**Material for the task:**
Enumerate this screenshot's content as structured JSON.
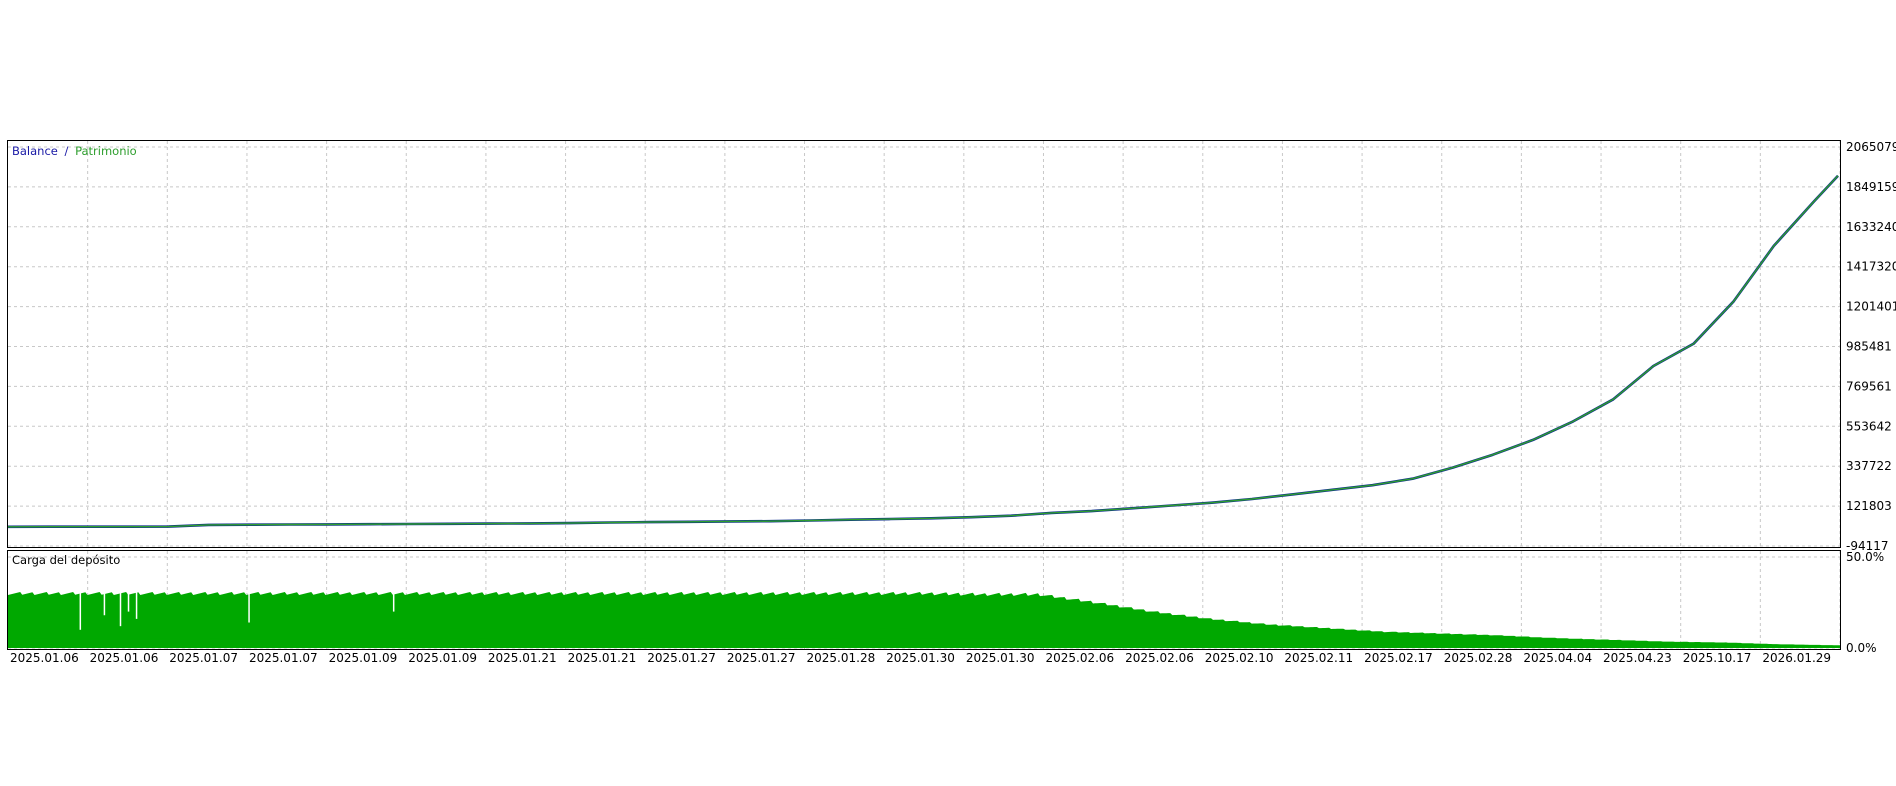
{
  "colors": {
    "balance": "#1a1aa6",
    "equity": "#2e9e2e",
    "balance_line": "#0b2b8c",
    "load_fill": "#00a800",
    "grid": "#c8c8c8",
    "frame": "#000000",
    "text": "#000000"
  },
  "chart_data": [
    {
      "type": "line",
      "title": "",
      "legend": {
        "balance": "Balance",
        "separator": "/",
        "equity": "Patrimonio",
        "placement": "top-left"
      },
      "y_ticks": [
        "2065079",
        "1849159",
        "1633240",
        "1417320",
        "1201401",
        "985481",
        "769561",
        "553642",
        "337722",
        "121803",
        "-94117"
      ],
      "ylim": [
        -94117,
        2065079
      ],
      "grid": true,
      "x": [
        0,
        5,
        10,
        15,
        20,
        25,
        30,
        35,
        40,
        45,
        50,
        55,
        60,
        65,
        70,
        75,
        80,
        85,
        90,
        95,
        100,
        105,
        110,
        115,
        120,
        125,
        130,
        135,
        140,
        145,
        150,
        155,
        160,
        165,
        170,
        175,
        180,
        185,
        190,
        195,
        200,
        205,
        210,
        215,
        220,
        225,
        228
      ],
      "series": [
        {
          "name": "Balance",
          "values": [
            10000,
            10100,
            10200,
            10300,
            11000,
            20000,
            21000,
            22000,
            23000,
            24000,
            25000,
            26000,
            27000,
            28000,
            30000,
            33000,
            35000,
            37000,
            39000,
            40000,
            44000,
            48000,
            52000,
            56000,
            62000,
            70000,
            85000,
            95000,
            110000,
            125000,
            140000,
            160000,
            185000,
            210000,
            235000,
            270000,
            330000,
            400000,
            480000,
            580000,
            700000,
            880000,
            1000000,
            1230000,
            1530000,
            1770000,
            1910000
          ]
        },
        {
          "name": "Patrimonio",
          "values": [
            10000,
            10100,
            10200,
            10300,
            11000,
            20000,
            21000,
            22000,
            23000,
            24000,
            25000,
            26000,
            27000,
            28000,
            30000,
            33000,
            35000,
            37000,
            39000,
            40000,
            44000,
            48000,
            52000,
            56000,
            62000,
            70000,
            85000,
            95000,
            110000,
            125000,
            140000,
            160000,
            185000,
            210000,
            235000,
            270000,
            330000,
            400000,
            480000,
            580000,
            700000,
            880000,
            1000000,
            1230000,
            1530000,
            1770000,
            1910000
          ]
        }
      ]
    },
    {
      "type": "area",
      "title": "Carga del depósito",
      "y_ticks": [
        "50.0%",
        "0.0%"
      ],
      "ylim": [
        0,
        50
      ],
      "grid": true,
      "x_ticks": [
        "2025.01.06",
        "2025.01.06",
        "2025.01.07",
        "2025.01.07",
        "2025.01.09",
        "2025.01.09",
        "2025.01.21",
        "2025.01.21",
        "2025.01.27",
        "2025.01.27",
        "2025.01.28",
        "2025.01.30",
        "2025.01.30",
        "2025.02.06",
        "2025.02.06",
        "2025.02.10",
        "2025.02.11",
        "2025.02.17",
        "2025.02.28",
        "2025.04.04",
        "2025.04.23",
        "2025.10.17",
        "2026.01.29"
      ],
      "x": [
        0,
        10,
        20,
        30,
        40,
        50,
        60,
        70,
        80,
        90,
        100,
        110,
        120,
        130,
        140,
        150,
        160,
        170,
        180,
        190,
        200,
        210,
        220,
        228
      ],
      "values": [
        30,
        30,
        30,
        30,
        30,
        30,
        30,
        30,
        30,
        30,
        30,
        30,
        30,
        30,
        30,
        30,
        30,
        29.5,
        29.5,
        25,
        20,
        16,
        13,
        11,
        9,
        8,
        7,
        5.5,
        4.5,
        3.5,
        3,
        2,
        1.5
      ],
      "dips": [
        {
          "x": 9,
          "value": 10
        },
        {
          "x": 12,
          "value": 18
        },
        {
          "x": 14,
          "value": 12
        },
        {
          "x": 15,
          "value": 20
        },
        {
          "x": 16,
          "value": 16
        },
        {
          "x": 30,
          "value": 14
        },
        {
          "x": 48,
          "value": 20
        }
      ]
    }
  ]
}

**What the task asks:**
Without including any picture, repeat the data exactly.

**Written answer:**
Enumerate this screenshot's content as structured JSON.
{
  "colors": {
    "balance": "#1a1aa6",
    "equity": "#2e9e2e",
    "balance_line": "#0b2b8c",
    "load_fill": "#00a800",
    "grid": "#c8c8c8",
    "frame": "#000000",
    "text": "#000000"
  },
  "chart_data": [
    {
      "type": "line",
      "title": "",
      "legend": {
        "balance": "Balance",
        "separator": "/",
        "equity": "Patrimonio",
        "placement": "top-left"
      },
      "y_ticks": [
        "2065079",
        "1849159",
        "1633240",
        "1417320",
        "1201401",
        "985481",
        "769561",
        "553642",
        "337722",
        "121803",
        "-94117"
      ],
      "ylim": [
        -94117,
        2065079
      ],
      "grid": true,
      "x": [
        0,
        5,
        10,
        15,
        20,
        25,
        30,
        35,
        40,
        45,
        50,
        55,
        60,
        65,
        70,
        75,
        80,
        85,
        90,
        95,
        100,
        105,
        110,
        115,
        120,
        125,
        130,
        135,
        140,
        145,
        150,
        155,
        160,
        165,
        170,
        175,
        180,
        185,
        190,
        195,
        200,
        205,
        210,
        215,
        220,
        225,
        228
      ],
      "series": [
        {
          "name": "Balance",
          "values": [
            10000,
            10100,
            10200,
            10300,
            11000,
            20000,
            21000,
            22000,
            23000,
            24000,
            25000,
            26000,
            27000,
            28000,
            30000,
            33000,
            35000,
            37000,
            39000,
            40000,
            44000,
            48000,
            52000,
            56000,
            62000,
            70000,
            85000,
            95000,
            110000,
            125000,
            140000,
            160000,
            185000,
            210000,
            235000,
            270000,
            330000,
            400000,
            480000,
            580000,
            700000,
            880000,
            1000000,
            1230000,
            1530000,
            1770000,
            1910000
          ]
        },
        {
          "name": "Patrimonio",
          "values": [
            10000,
            10100,
            10200,
            10300,
            11000,
            20000,
            21000,
            22000,
            23000,
            24000,
            25000,
            26000,
            27000,
            28000,
            30000,
            33000,
            35000,
            37000,
            39000,
            40000,
            44000,
            48000,
            52000,
            56000,
            62000,
            70000,
            85000,
            95000,
            110000,
            125000,
            140000,
            160000,
            185000,
            210000,
            235000,
            270000,
            330000,
            400000,
            480000,
            580000,
            700000,
            880000,
            1000000,
            1230000,
            1530000,
            1770000,
            1910000
          ]
        }
      ]
    },
    {
      "type": "area",
      "title": "Carga del depósito",
      "y_ticks": [
        "50.0%",
        "0.0%"
      ],
      "ylim": [
        0,
        50
      ],
      "grid": true,
      "x_ticks": [
        "2025.01.06",
        "2025.01.06",
        "2025.01.07",
        "2025.01.07",
        "2025.01.09",
        "2025.01.09",
        "2025.01.21",
        "2025.01.21",
        "2025.01.27",
        "2025.01.27",
        "2025.01.28",
        "2025.01.30",
        "2025.01.30",
        "2025.02.06",
        "2025.02.06",
        "2025.02.10",
        "2025.02.11",
        "2025.02.17",
        "2025.02.28",
        "2025.04.04",
        "2025.04.23",
        "2025.10.17",
        "2026.01.29"
      ],
      "x": [
        0,
        10,
        20,
        30,
        40,
        50,
        60,
        70,
        80,
        90,
        100,
        110,
        120,
        130,
        140,
        150,
        160,
        170,
        180,
        190,
        200,
        210,
        220,
        228
      ],
      "values": [
        30,
        30,
        30,
        30,
        30,
        30,
        30,
        30,
        30,
        30,
        30,
        30,
        30,
        30,
        30,
        30,
        30,
        29.5,
        29.5,
        25,
        20,
        16,
        13,
        11,
        9,
        8,
        7,
        5.5,
        4.5,
        3.5,
        3,
        2,
        1.5
      ],
      "dips": [
        {
          "x": 9,
          "value": 10
        },
        {
          "x": 12,
          "value": 18
        },
        {
          "x": 14,
          "value": 12
        },
        {
          "x": 15,
          "value": 20
        },
        {
          "x": 16,
          "value": 16
        },
        {
          "x": 30,
          "value": 14
        },
        {
          "x": 48,
          "value": 20
        }
      ]
    }
  ]
}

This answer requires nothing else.